[start TASK INPUT]

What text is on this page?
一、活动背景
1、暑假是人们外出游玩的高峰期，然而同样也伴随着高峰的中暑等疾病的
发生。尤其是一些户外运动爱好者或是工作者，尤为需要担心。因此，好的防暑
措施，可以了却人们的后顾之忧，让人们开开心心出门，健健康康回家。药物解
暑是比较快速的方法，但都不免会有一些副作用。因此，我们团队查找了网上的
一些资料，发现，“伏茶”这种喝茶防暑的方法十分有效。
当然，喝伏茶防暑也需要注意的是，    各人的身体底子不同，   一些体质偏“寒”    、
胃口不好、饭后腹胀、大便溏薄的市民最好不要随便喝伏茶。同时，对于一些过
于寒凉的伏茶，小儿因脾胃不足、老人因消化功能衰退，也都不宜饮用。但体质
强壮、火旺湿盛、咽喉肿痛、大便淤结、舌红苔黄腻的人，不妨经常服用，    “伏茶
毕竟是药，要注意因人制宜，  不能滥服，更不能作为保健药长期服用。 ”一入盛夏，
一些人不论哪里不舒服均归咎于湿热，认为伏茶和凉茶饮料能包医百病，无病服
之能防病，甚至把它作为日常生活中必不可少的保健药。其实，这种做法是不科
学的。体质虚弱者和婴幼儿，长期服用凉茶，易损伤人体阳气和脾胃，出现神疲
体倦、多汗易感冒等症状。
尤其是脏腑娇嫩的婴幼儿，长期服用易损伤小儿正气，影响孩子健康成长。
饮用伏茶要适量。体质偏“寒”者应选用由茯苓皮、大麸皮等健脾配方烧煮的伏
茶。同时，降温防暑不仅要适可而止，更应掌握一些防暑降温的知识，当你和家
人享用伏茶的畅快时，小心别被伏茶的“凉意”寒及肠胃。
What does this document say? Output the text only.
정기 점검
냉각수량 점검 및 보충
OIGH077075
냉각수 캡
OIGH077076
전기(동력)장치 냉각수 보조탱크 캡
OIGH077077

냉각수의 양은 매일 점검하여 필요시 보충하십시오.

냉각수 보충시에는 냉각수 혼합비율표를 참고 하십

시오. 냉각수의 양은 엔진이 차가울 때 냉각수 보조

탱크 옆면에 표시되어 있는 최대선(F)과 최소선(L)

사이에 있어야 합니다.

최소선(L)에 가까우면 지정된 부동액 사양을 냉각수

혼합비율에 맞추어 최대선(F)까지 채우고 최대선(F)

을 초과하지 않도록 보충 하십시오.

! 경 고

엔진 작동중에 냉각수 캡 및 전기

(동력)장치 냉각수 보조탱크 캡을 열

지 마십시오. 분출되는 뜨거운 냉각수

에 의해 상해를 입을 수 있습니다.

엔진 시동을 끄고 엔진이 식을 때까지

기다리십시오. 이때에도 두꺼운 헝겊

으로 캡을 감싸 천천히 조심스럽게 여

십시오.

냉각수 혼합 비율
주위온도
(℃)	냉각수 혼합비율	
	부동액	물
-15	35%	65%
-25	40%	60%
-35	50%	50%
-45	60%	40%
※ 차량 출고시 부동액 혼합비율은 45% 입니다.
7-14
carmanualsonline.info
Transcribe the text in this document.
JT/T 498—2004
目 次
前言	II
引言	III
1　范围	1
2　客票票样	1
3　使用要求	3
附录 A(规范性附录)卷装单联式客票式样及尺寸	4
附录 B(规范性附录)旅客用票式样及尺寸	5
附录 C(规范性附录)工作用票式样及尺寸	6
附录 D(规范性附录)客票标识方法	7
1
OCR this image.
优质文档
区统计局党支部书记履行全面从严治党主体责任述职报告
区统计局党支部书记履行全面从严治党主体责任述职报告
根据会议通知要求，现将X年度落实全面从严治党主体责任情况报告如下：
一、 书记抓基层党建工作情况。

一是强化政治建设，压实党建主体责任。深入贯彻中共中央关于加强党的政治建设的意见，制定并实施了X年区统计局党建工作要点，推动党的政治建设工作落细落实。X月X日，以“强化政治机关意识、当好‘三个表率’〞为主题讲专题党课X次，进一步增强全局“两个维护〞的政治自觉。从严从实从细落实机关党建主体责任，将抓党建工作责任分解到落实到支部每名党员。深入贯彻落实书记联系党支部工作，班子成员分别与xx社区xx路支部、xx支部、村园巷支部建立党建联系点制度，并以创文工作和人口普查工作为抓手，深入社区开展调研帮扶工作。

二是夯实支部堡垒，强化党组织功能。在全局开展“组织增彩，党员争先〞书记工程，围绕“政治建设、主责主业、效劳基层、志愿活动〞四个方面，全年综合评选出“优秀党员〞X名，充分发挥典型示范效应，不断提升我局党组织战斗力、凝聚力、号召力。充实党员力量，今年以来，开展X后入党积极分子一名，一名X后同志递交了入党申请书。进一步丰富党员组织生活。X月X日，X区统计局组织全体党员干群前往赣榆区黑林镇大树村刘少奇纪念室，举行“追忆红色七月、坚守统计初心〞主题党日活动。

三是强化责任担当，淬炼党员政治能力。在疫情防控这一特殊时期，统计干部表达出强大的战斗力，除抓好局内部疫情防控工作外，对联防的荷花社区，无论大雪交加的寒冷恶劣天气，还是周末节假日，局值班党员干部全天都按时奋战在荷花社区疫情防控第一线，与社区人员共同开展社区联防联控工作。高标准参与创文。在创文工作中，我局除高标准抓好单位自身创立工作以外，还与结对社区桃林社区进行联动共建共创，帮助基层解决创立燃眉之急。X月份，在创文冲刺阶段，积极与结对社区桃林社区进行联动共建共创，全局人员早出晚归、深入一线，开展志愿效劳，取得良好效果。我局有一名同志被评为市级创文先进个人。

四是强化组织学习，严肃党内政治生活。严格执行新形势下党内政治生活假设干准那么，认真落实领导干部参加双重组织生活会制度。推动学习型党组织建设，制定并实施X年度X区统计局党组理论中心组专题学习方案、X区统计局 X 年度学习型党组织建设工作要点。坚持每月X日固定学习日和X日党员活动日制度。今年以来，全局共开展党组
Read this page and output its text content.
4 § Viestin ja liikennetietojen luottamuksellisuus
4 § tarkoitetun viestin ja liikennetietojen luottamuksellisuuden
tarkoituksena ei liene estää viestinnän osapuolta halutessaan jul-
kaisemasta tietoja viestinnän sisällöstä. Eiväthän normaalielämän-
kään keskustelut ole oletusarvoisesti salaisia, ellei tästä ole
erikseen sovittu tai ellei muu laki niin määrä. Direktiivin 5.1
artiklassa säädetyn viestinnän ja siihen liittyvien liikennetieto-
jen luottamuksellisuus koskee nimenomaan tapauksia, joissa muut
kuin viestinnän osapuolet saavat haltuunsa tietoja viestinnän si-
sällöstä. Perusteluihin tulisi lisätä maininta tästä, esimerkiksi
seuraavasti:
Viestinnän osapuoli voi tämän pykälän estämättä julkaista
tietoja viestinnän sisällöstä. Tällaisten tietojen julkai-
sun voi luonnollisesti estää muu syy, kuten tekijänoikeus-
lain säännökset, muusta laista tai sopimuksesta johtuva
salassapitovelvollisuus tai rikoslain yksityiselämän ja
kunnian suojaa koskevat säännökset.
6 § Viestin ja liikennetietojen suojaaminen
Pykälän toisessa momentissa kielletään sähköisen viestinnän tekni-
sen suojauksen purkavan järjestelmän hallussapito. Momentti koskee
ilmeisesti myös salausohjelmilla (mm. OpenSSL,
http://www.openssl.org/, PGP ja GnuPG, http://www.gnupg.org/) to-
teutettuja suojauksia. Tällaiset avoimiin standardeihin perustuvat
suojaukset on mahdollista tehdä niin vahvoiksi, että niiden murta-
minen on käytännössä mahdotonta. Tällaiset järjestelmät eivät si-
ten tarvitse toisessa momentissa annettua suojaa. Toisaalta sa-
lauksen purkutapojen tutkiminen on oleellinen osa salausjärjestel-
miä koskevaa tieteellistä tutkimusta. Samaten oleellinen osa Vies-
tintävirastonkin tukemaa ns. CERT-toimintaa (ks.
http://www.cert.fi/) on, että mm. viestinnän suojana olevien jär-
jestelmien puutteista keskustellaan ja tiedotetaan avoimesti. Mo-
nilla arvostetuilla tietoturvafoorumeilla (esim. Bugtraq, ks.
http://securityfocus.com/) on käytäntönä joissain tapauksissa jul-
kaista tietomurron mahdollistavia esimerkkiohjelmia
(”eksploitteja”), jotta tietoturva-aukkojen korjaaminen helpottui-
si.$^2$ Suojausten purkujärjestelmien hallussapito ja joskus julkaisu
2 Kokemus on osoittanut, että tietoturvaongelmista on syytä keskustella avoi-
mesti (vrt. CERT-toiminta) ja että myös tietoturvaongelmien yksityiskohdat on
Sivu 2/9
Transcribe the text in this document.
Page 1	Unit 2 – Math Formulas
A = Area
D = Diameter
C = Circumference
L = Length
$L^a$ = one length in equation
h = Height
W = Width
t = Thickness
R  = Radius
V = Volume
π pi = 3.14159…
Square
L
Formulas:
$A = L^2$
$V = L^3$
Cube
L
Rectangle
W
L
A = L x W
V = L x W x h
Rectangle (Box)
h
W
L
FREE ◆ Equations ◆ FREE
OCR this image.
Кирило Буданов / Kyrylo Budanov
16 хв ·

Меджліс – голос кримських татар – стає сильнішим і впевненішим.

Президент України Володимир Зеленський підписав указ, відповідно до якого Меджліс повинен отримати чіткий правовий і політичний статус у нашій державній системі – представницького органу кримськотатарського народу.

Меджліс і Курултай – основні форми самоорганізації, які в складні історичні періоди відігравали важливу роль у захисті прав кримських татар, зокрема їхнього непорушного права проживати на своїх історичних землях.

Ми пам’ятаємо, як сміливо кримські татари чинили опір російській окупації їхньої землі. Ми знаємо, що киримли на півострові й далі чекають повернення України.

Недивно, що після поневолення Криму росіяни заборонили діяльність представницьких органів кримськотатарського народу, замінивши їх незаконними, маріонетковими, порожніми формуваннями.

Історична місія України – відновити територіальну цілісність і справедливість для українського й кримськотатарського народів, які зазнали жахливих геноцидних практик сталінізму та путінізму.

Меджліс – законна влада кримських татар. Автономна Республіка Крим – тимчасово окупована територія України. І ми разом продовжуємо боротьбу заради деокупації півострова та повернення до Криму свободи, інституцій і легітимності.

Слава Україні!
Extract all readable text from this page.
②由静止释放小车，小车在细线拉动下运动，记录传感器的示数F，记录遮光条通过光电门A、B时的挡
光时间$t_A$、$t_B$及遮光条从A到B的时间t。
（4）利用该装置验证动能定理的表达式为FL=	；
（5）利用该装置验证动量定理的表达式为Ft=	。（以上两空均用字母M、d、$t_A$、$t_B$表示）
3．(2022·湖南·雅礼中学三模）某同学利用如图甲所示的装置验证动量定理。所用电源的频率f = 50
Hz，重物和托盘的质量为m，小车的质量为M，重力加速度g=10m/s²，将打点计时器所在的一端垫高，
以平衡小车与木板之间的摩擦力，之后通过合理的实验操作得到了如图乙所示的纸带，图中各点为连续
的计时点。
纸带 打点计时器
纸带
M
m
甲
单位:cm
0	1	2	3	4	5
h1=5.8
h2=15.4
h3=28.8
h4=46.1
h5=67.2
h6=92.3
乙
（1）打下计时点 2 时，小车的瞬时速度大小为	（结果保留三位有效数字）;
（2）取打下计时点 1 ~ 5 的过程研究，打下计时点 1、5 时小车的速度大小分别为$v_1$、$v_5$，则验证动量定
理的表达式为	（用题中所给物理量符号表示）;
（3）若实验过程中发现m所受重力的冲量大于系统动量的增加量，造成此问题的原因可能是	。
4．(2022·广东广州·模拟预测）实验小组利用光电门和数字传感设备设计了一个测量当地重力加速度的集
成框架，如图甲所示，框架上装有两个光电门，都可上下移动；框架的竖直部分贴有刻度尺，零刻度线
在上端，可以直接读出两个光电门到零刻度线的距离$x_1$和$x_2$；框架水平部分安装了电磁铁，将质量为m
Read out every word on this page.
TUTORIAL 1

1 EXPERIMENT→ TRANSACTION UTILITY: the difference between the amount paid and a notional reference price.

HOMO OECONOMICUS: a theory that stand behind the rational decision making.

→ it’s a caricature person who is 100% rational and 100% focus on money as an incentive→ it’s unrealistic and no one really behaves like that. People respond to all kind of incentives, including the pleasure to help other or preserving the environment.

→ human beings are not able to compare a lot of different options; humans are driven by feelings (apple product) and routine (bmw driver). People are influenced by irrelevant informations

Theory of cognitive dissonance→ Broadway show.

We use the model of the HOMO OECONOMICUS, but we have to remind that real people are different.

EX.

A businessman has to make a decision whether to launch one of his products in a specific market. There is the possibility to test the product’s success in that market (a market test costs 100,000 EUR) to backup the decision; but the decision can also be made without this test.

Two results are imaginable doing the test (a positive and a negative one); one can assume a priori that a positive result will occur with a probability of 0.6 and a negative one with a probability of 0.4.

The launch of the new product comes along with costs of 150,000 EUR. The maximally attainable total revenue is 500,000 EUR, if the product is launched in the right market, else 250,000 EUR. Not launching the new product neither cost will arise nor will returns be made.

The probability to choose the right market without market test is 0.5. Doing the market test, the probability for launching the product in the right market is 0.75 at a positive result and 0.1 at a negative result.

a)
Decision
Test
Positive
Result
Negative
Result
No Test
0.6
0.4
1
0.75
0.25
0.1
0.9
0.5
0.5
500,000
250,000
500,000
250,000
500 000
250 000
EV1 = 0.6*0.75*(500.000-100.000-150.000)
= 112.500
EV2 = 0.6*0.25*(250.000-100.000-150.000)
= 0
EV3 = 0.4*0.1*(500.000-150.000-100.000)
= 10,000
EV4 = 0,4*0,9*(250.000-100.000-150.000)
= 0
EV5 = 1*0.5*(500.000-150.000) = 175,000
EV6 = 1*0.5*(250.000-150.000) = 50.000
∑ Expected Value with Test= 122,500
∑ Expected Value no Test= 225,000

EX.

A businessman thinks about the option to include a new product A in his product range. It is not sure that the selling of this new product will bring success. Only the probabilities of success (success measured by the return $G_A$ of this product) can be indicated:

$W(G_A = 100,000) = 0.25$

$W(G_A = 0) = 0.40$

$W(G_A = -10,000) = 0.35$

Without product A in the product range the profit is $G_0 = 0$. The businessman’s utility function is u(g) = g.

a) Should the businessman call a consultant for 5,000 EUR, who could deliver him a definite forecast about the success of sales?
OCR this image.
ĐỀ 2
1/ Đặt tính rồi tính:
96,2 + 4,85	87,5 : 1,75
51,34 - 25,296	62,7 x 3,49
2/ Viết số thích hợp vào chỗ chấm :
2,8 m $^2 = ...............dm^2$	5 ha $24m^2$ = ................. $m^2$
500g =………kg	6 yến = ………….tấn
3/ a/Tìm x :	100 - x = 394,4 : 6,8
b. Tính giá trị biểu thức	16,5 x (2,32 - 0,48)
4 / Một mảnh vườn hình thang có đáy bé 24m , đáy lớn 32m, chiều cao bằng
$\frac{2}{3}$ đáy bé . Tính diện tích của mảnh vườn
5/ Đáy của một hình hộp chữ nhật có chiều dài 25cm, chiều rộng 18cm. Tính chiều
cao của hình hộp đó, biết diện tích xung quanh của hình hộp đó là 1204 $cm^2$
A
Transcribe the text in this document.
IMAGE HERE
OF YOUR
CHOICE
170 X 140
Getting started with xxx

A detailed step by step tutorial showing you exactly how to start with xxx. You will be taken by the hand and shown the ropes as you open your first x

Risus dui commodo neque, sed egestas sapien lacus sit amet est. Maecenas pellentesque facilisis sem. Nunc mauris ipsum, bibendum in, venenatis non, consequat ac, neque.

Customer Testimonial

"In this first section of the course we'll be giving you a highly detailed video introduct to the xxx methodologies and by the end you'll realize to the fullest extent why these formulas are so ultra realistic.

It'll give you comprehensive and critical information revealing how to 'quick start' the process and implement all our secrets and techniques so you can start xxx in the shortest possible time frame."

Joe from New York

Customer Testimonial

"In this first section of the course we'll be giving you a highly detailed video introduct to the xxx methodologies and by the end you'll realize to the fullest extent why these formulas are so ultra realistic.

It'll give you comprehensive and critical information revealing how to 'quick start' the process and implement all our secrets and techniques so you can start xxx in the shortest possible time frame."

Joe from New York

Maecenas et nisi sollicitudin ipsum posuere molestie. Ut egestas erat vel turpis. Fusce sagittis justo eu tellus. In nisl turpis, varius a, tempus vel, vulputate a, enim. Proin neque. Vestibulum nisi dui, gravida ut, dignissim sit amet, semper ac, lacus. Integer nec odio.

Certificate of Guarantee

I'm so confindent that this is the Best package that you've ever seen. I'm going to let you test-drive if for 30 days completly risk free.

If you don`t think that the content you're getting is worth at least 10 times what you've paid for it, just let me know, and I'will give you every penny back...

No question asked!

[end TASK INPUT]

What is the number of lines in the data that hold the word "säännökset"? Reply with that number and nothing else.

2